▶ _Task to complete_: Seek out every line containing the word "JSON", and copy each.

▶ _Exercise input_:
## start

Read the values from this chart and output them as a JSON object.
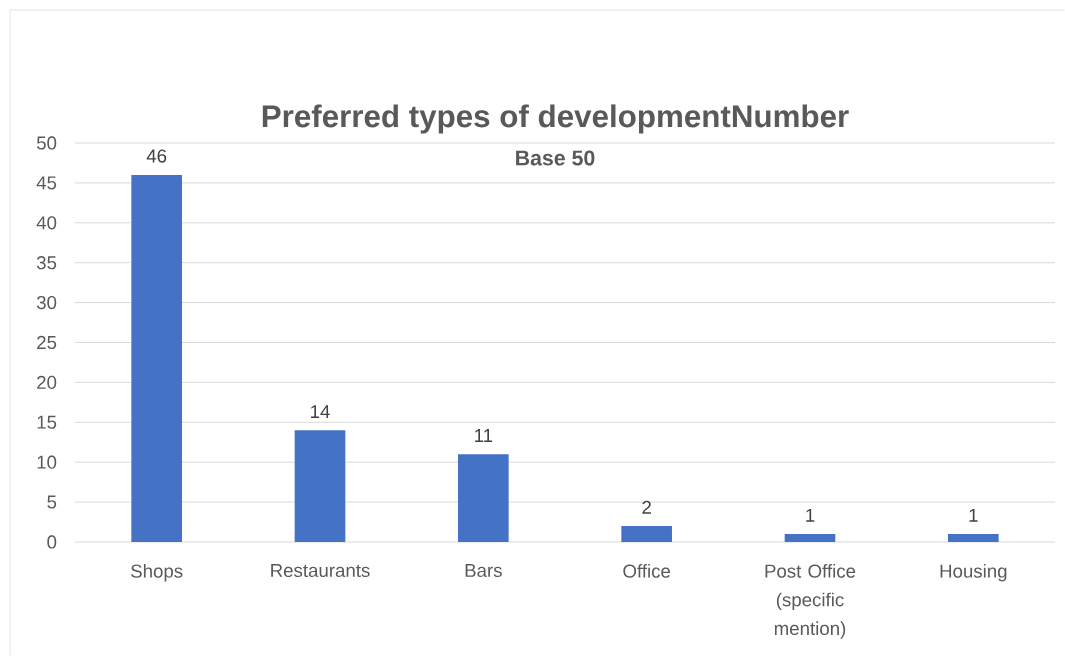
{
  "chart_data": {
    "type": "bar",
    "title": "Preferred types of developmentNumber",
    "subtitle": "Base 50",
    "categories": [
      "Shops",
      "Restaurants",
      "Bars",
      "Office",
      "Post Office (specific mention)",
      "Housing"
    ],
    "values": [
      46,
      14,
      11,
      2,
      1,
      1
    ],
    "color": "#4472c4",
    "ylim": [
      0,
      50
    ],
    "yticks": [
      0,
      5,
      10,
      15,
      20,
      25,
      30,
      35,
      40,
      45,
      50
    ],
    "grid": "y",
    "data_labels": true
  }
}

## end
## start

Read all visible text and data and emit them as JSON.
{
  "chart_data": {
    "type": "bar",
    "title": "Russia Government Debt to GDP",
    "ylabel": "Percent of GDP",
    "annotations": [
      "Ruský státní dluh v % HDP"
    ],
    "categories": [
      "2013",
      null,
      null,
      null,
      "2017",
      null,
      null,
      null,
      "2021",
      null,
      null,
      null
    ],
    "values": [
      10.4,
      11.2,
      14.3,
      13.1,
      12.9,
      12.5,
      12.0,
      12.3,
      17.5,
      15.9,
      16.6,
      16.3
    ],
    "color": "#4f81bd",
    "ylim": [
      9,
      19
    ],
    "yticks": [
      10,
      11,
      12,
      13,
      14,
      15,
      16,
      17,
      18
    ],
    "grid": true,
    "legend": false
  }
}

## end

▶ _Solution to the problem_:
Read the values from this chart and output them as a JSON object.
Read all visible text and data and emit them as JSON.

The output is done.